- _CHALLENGE_:
Keep only the lines of the listing that include the word "нормативов", and copy them.

Extracted records:
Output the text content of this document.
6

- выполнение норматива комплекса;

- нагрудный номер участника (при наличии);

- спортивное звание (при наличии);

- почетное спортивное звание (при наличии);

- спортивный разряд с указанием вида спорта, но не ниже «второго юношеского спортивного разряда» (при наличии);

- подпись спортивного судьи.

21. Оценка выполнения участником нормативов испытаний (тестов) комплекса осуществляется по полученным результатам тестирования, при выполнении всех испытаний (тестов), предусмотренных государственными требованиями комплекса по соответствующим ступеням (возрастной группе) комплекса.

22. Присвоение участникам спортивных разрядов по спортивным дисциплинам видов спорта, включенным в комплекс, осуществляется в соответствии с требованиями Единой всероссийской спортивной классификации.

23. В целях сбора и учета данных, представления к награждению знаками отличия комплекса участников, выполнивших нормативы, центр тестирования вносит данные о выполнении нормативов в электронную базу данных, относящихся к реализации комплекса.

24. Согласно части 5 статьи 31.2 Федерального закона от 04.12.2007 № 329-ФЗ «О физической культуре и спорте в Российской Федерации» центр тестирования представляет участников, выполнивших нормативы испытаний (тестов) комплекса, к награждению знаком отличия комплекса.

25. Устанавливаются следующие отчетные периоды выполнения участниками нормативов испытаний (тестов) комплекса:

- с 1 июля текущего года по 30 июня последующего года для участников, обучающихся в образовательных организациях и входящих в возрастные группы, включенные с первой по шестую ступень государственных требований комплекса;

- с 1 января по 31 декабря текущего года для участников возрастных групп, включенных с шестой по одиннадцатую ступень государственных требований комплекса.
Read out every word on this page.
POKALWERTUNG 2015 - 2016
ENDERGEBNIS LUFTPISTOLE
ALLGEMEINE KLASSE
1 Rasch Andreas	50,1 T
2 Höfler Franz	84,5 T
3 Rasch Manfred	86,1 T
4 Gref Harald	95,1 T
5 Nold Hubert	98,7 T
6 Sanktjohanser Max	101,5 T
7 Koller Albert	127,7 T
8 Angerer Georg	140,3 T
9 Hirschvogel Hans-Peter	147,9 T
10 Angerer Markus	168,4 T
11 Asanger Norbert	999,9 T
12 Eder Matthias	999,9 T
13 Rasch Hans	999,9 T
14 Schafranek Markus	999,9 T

- _RESPONSE TO THE TASK_:
21. Оценка выполнения участником нормативов испытаний (тестов) комплекса осуществляется по полученным результатам тестирования, при выполнении всех испытаний (тестов), предусмотренных государственными требованиями комплекса по соответствующим ступеням (возрастной группе) комплекса.
23. В целях сбора и учета данных, представления к награждению знаками отличия комплекса участников, выполнивших нормативы, центр тестирования вносит данные о выполнении нормативов в электронную базу данных, относящихся к реализации комплекса.
25. Устанавливаются следующие отчетные периоды выполнения участниками нормативов испытаний (тестов) комплекса:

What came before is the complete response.